Transcribe every entry below word for word, but skip the pictures.

───── Data to process

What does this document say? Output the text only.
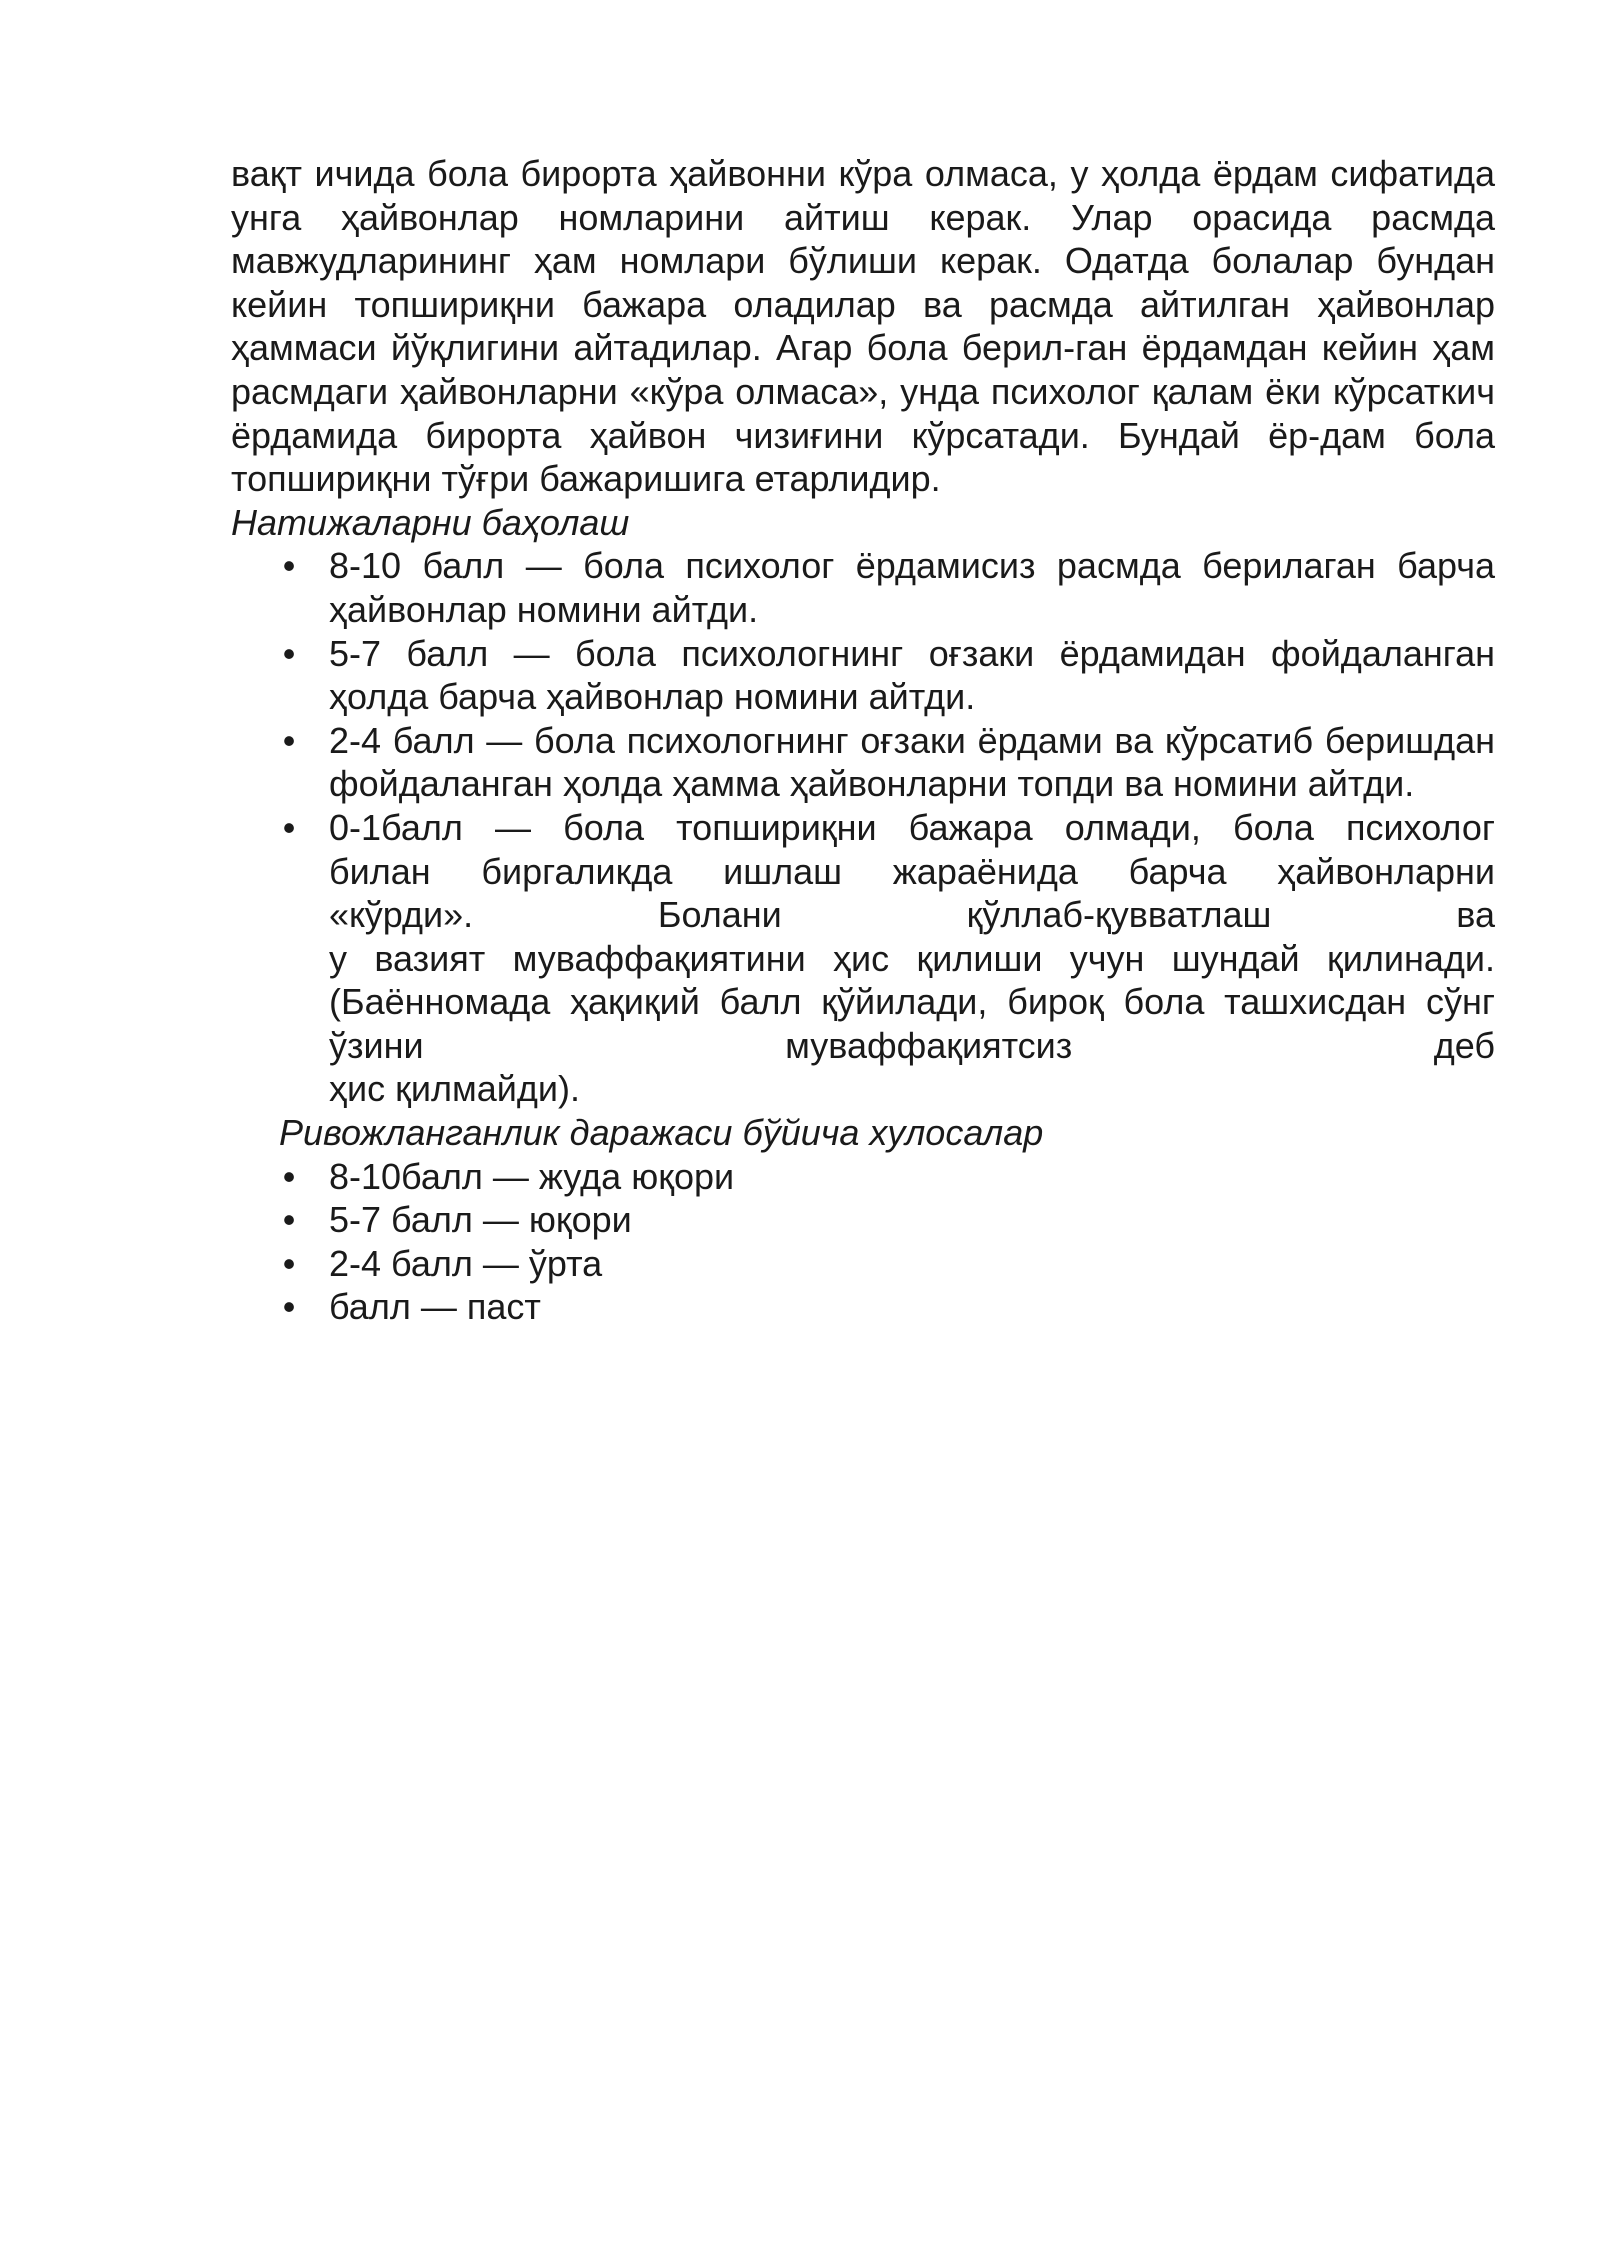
вақт ичида бола бирорта ҳайвонни кўра олмаса, у ҳолда ёрдам сифатида унга ҳайвонлар номларини айтиш керак. Улар орасида расмда мавжудларининг ҳам номлари бўлиши керак. Одатда болалар бундан кейин топшириқни бажара оладилар ва расмда айтилган ҳайвонлар ҳаммаси йўқлигини айтадилар. Агар бола берил-ган ёрдамдан кейин ҳам расмдаги ҳайвонларни «кўра олмаса», унда психолог қалам ёки кўрсаткич ёрдамида бирорта ҳайвон чизиғини кўрсатади. Бундай ёр-дам бола топшириқни тўғри бажаришига етарлидир.

Натижаларни баҳолаш

• 8-10 балл — бола психолог ёрдамисиз расмда берилаган барча ҳайвонлар номини айтди.
• 5-7 балл — бола психологнинг оғзаки ёрдамидан фойдаланган ҳолда барча ҳайвонлар номини айтди.
• 2-4 балл — бола психологнинг оғзаки ёрдами ва кўрсатиб беришдан фойдаланган ҳолда ҳамма ҳайвонларни топди ва номини айтди.
• 0-1балл — бола топшириқни бажара олмади, бола психолог
билан биргаликда ишлаш жараёнида барча ҳайвонларни
«кўрди». Болани қўллаб-қувватлаш ва
у вазият муваффақиятини ҳис қилиши учун шундай қилинади.
(Баённомада ҳақиқий балл қўйилади, бироқ бола ташхисдан сўнг
ўзини муваффақиятсиз деб
ҳис қилмайди).

Ривожланганлик даражаси бўйича хулосалар

• 8-10балл — жуда юқори
• 5-7 балл — юқори
• 2-4 балл — ўрта
• балл — паст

──────────

Written answer —
What does this document say? Output the text only.
вақт ичида бола бирорта ҳайвонни кўра олмаса, у ҳолда ёрдам сифатида унга ҳайвонлар номларини айтиш керак. Улар орасида расмда мавжудларининг ҳам номлари бўлиши керак. Одатда болалар бундан кейин топшириқни бажара оладилар ва расмда айтилган ҳайвонлар ҳаммаси йўқлигини айтадилар. Агар бола берил-ган ёрдамдан кейин ҳам расмдаги ҳайвонларни «кўра олмаса», унда психолог қалам ёки кўрсаткич ёрдамида бирорта ҳайвон чизиғини кўрсатади. Бундай ёр-дам бола топшириқни тўғри бажаришига етарлидир.

Натижаларни баҳолаш

• 8-10 балл — бола психолог ёрдамисиз расмда берилаган барча ҳайвонлар номини айтди.
• 5-7 балл — бола психологнинг оғзаки ёрдамидан фойдаланган ҳолда барча ҳайвонлар номини айтди.
• 2-4 балл — бола психологнинг оғзаки ёрдами ва кўрсатиб беришдан фойдаланган ҳолда ҳамма ҳайвонларни топди ва номини айтди.
• 0-1балл — бола топшириқни бажара олмади, бола психолог
билан биргаликда ишлаш жараёнида барча ҳайвонларни
«кўрди». Болани қўллаб-қувватлаш ва
у вазият муваффақиятини ҳис қилиши учун шундай қилинади.
(Баённомада ҳақиқий балл қўйилади, бироқ бола ташхисдан сўнг
ўзини муваффақиятсиз деб
ҳис қилмайди).

Ривожланганлик даражаси бўйича хулосалар

• 8-10балл — жуда юқори
• 5-7 балл — юқори
• 2-4 балл — ўрта
• балл — паст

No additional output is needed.